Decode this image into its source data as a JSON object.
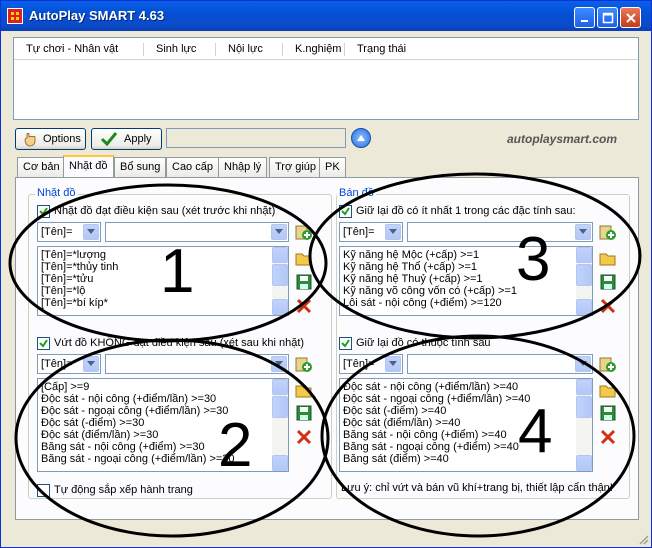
{
  "window": {
    "title": "AutoPlay SMART 4.63"
  },
  "titlebar_buttons": [
    "minimize-icon",
    "maximize-icon",
    "close-icon"
  ],
  "list_headers": [
    "Tự chơi - Nhân vật",
    "Sinh lực",
    "Nội lực",
    "K.nghiệm",
    "Trạng thái"
  ],
  "toolbar": {
    "options_label": "Options",
    "apply_label": "Apply",
    "brand": "autoplaysmart.com"
  },
  "tabs": [
    "Cơ bản",
    "Nhặt đồ",
    "Bổ sung",
    "Cao cấp",
    "Nhập lý",
    "Trợ giúp",
    "PK"
  ],
  "active_tab": "Nhặt đồ",
  "pickup": {
    "group_label": "Nhặt đồ",
    "check_label": "Nhặt đồ đạt điều kiện sau (xét trước khi nhặt)",
    "combo_value": "[Tên]=",
    "items": [
      "[Tên]=*lượng",
      "[Tên]=*thủy tinh",
      "[Tên]=*tửu",
      "[Tên]=*lộ",
      "[Tên]=*bí kíp*"
    ]
  },
  "discard": {
    "check_label": "Vứt đồ KHÔNG đạt điều kiện sau (xét sau khi nhặt)",
    "combo_value": "[Tên]=",
    "items": [
      "[Cấp] >=9",
      "Độc sát - nội công (+điểm/lần) >=30",
      "Độc sát - ngoại công (+điểm/lần) >=30",
      "Độc sát (-điểm) >=30",
      "Độc sát (điểm/lần) >=30",
      "Băng sát - nội công (+điểm) >=30",
      "Băng sát - ngoại công (+điểm/lần) >=30"
    ],
    "auto_sort_label": "Tự động sắp xếp hành trang"
  },
  "sell": {
    "group_label": "Bán đồ",
    "check_label": "Giữ lại đồ có ít nhất 1 trong các đặc tính sau:",
    "combo_value": "[Tên]=",
    "items": [
      "Kỹ năng hệ Mộc (+cấp) >=1",
      "Kỹ năng hệ Thổ (+cấp) >=1",
      "Kỹ năng hệ Thuỷ (+cấp) >=1",
      "Kỹ năng võ công vốn có (+cấp) >=1",
      "Lôi sát - nội công (+điểm) >=120"
    ]
  },
  "keep": {
    "check_label": "Giữ lại đồ có thuộc tính sau",
    "combo_value": "[Tên]=",
    "items": [
      "Độc sát - nội công (+điểm/lần) >=40",
      "Độc sát - ngoại công (+điểm/lần) >=40",
      "Độc sát (-điểm) >=40",
      "Độc sát (điểm/lần) >=40",
      "Băng sát - nội công (+điểm) >=40",
      "Băng sát - ngoại công (+điểm) >=40",
      "Băng sát (điểm) >=40"
    ]
  },
  "note": "Lưu ý: chỉ vứt và bán vũ khí+trang bị, thiết lập cẩn thận!",
  "annotations": [
    "1",
    "2",
    "3",
    "4"
  ],
  "colors": {
    "titlebar": "#0A5FE8",
    "window_bg": "#ECE9D8",
    "group_label": "#0046D5",
    "add_icon": "#2e9b2e",
    "delete_icon": "#d03010"
  }
}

• The exercise: Above are some records. Count the lines among them with the word "Băng", and answer with the number only.

• Answer below: 5